Copy the data below exactly, omitting any picture it contains.

# start of DATA

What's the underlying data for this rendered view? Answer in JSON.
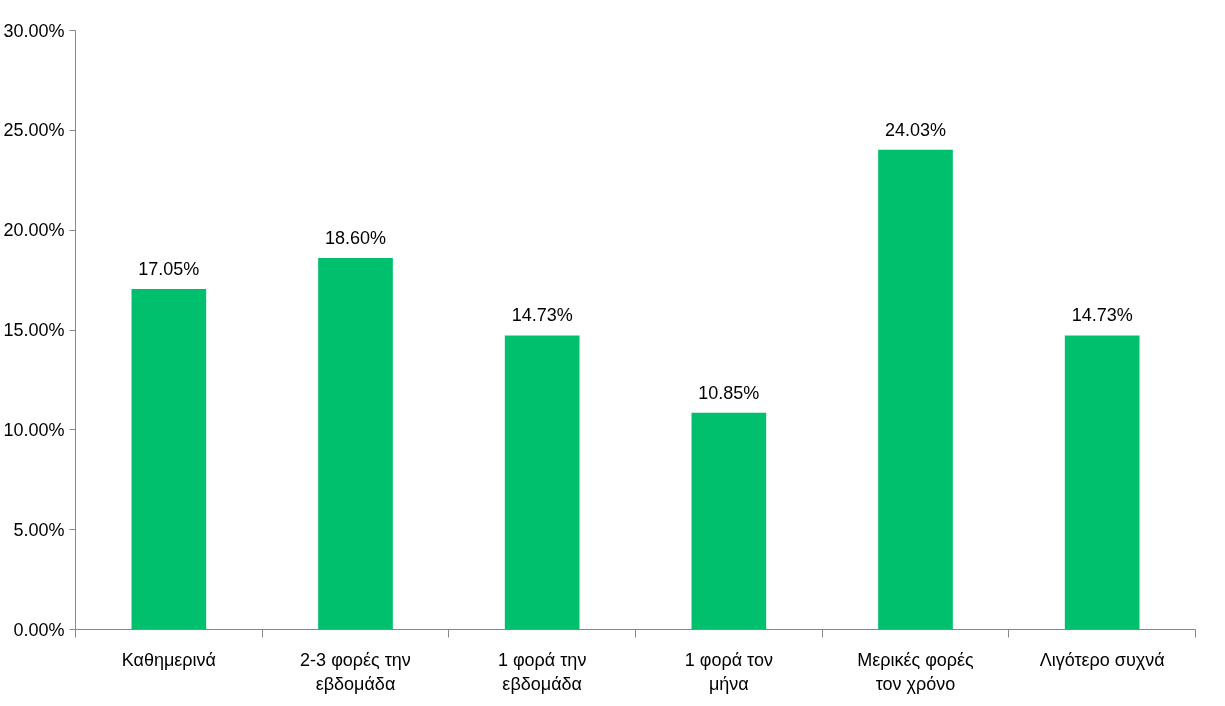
{
  "chart_data": {
    "type": "bar",
    "categories": [
      "Καθημερινά",
      "2-3 φορές την εβδομάδα",
      "1 φορά την εβδομάδα",
      "1 φορά τον μήνα",
      "Μερικές φορές τον χρόνο",
      "Λιγότερο συχνά"
    ],
    "values": [
      17.05,
      18.6,
      14.73,
      10.85,
      24.03,
      14.73
    ],
    "value_labels": [
      "17.05%",
      "18.60%",
      "14.73%",
      "10.85%",
      "24.03%",
      "14.73%"
    ],
    "color": "#00c06e",
    "ylim": [
      0,
      30
    ],
    "yticks": [
      {
        "value": 0,
        "label": "0.00%"
      },
      {
        "value": 5,
        "label": "5.00%"
      },
      {
        "value": 10,
        "label": "10.00%"
      },
      {
        "value": 15,
        "label": "15.00%"
      },
      {
        "value": 20,
        "label": "20.00%"
      },
      {
        "value": 25,
        "label": "25.00%"
      },
      {
        "value": 30,
        "label": "30.00%"
      }
    ],
    "grid": false
  }
}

# end of DATA

• ANSWER TO THE EXERCISE:
What's the underlying data for this rendered view? Answer in JSON.
{
  "chart_data": {
    "type": "bar",
    "categories": [
      "Καθημερινά",
      "2-3 φορές την εβδομάδα",
      "1 φορά την εβδομάδα",
      "1 φορά τον μήνα",
      "Μερικές φορές τον χρόνο",
      "Λιγότερο συχνά"
    ],
    "values": [
      17.05,
      18.6,
      14.73,
      10.85,
      24.03,
      14.73
    ],
    "value_labels": [
      "17.05%",
      "18.60%",
      "14.73%",
      "10.85%",
      "24.03%",
      "14.73%"
    ],
    "color": "#00c06e",
    "ylim": [
      0,
      30
    ],
    "yticks": [
      {
        "value": 0,
        "label": "0.00%"
      },
      {
        "value": 5,
        "label": "5.00%"
      },
      {
        "value": 10,
        "label": "10.00%"
      },
      {
        "value": 15,
        "label": "15.00%"
      },
      {
        "value": 20,
        "label": "20.00%"
      },
      {
        "value": 25,
        "label": "25.00%"
      },
      {
        "value": 30,
        "label": "30.00%"
      }
    ],
    "grid": false
  }
}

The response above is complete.